begin

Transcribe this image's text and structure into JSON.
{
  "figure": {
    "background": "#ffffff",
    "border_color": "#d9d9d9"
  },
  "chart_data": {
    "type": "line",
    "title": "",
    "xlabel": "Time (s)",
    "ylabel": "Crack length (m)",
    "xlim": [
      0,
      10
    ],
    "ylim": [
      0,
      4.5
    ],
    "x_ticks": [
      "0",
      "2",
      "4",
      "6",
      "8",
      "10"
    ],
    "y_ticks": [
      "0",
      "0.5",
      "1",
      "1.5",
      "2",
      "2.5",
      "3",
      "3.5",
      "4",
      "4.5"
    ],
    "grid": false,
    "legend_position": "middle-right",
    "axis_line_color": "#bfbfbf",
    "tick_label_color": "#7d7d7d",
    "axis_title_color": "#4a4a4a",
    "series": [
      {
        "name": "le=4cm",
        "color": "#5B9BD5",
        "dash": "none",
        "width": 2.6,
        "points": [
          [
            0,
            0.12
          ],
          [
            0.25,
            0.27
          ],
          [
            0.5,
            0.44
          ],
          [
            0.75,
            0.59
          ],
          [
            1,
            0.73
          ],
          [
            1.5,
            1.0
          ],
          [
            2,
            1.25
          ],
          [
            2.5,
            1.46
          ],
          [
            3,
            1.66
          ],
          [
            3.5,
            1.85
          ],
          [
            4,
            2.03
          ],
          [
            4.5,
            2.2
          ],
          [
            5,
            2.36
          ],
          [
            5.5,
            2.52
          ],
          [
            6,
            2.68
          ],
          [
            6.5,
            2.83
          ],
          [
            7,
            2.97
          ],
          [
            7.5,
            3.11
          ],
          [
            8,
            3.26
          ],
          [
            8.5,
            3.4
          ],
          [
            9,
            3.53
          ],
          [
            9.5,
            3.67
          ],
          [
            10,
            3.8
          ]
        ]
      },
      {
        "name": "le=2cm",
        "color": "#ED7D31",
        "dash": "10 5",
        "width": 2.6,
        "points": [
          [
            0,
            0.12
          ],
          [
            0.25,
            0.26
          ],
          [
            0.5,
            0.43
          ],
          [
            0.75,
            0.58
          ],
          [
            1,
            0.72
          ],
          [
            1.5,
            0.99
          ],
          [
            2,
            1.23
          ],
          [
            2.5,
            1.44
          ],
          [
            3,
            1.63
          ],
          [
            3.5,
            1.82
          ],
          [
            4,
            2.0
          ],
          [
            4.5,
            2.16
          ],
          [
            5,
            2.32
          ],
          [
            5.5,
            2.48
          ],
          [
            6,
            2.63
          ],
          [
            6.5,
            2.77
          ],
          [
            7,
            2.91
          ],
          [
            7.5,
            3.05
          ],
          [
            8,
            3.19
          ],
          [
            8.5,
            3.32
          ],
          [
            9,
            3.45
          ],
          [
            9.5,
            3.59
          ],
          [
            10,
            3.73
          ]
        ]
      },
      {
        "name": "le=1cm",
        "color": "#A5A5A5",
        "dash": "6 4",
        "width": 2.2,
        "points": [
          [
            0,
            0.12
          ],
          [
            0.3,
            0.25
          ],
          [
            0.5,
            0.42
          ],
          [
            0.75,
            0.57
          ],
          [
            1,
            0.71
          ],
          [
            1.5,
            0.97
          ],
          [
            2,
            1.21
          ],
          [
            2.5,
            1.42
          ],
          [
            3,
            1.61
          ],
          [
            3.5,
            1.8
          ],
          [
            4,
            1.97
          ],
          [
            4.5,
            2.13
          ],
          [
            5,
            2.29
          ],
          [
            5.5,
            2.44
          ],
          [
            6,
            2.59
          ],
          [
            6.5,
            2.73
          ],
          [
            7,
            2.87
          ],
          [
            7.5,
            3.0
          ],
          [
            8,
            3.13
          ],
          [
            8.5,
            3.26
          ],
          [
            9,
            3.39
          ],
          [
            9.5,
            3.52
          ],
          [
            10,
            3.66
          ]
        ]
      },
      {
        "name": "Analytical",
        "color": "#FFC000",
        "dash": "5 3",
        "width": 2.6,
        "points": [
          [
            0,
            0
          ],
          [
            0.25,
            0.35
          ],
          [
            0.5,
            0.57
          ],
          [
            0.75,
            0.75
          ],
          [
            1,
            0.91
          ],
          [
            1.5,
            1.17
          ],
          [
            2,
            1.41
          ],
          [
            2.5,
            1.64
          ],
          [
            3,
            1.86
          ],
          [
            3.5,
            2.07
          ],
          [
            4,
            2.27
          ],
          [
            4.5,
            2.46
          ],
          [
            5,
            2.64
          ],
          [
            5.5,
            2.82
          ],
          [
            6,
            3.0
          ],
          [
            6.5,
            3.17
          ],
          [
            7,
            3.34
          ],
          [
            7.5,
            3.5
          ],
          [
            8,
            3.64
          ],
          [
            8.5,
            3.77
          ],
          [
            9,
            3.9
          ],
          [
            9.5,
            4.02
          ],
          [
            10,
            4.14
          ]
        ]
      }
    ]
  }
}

end

Please output every record, keeping each line exact.

Response for this exercise »
Transcribe this image's text and structure into JSON.
{
  "figure": {
    "background": "#ffffff",
    "border_color": "#d9d9d9"
  },
  "chart_data": {
    "type": "line",
    "title": "",
    "xlabel": "Time (s)",
    "ylabel": "Crack length (m)",
    "xlim": [
      0,
      10
    ],
    "ylim": [
      0,
      4.5
    ],
    "x_ticks": [
      "0",
      "2",
      "4",
      "6",
      "8",
      "10"
    ],
    "y_ticks": [
      "0",
      "0.5",
      "1",
      "1.5",
      "2",
      "2.5",
      "3",
      "3.5",
      "4",
      "4.5"
    ],
    "grid": false,
    "legend_position": "middle-right",
    "axis_line_color": "#bfbfbf",
    "tick_label_color": "#7d7d7d",
    "axis_title_color": "#4a4a4a",
    "series": [
      {
        "name": "le=4cm",
        "color": "#5B9BD5",
        "dash": "none",
        "width": 2.6,
        "points": [
          [
            0,
            0.12
          ],
          [
            0.25,
            0.27
          ],
          [
            0.5,
            0.44
          ],
          [
            0.75,
            0.59
          ],
          [
            1,
            0.73
          ],
          [
            1.5,
            1.0
          ],
          [
            2,
            1.25
          ],
          [
            2.5,
            1.46
          ],
          [
            3,
            1.66
          ],
          [
            3.5,
            1.85
          ],
          [
            4,
            2.03
          ],
          [
            4.5,
            2.2
          ],
          [
            5,
            2.36
          ],
          [
            5.5,
            2.52
          ],
          [
            6,
            2.68
          ],
          [
            6.5,
            2.83
          ],
          [
            7,
            2.97
          ],
          [
            7.5,
            3.11
          ],
          [
            8,
            3.26
          ],
          [
            8.5,
            3.4
          ],
          [
            9,
            3.53
          ],
          [
            9.5,
            3.67
          ],
          [
            10,
            3.8
          ]
        ]
      },
      {
        "name": "le=2cm",
        "color": "#ED7D31",
        "dash": "10 5",
        "width": 2.6,
        "points": [
          [
            0,
            0.12
          ],
          [
            0.25,
            0.26
          ],
          [
            0.5,
            0.43
          ],
          [
            0.75,
            0.58
          ],
          [
            1,
            0.72
          ],
          [
            1.5,
            0.99
          ],
          [
            2,
            1.23
          ],
          [
            2.5,
            1.44
          ],
          [
            3,
            1.63
          ],
          [
            3.5,
            1.82
          ],
          [
            4,
            2.0
          ],
          [
            4.5,
            2.16
          ],
          [
            5,
            2.32
          ],
          [
            5.5,
            2.48
          ],
          [
            6,
            2.63
          ],
          [
            6.5,
            2.77
          ],
          [
            7,
            2.91
          ],
          [
            7.5,
            3.05
          ],
          [
            8,
            3.19
          ],
          [
            8.5,
            3.32
          ],
          [
            9,
            3.45
          ],
          [
            9.5,
            3.59
          ],
          [
            10,
            3.73
          ]
        ]
      },
      {
        "name": "le=1cm",
        "color": "#A5A5A5",
        "dash": "6 4",
        "width": 2.2,
        "points": [
          [
            0,
            0.12
          ],
          [
            0.3,
            0.25
          ],
          [
            0.5,
            0.42
          ],
          [
            0.75,
            0.57
          ],
          [
            1,
            0.71
          ],
          [
            1.5,
            0.97
          ],
          [
            2,
            1.21
          ],
          [
            2.5,
            1.42
          ],
          [
            3,
            1.61
          ],
          [
            3.5,
            1.8
          ],
          [
            4,
            1.97
          ],
          [
            4.5,
            2.13
          ],
          [
            5,
            2.29
          ],
          [
            5.5,
            2.44
          ],
          [
            6,
            2.59
          ],
          [
            6.5,
            2.73
          ],
          [
            7,
            2.87
          ],
          [
            7.5,
            3.0
          ],
          [
            8,
            3.13
          ],
          [
            8.5,
            3.26
          ],
          [
            9,
            3.39
          ],
          [
            9.5,
            3.52
          ],
          [
            10,
            3.66
          ]
        ]
      },
      {
        "name": "Analytical",
        "color": "#FFC000",
        "dash": "5 3",
        "width": 2.6,
        "points": [
          [
            0,
            0
          ],
          [
            0.25,
            0.35
          ],
          [
            0.5,
            0.57
          ],
          [
            0.75,
            0.75
          ],
          [
            1,
            0.91
          ],
          [
            1.5,
            1.17
          ],
          [
            2,
            1.41
          ],
          [
            2.5,
            1.64
          ],
          [
            3,
            1.86
          ],
          [
            3.5,
            2.07
          ],
          [
            4,
            2.27
          ],
          [
            4.5,
            2.46
          ],
          [
            5,
            2.64
          ],
          [
            5.5,
            2.82
          ],
          [
            6,
            3.0
          ],
          [
            6.5,
            3.17
          ],
          [
            7,
            3.34
          ],
          [
            7.5,
            3.5
          ],
          [
            8,
            3.64
          ],
          [
            8.5,
            3.77
          ],
          [
            9,
            3.9
          ],
          [
            9.5,
            4.02
          ],
          [
            10,
            4.14
          ]
        ]
      }
    ]
  }
}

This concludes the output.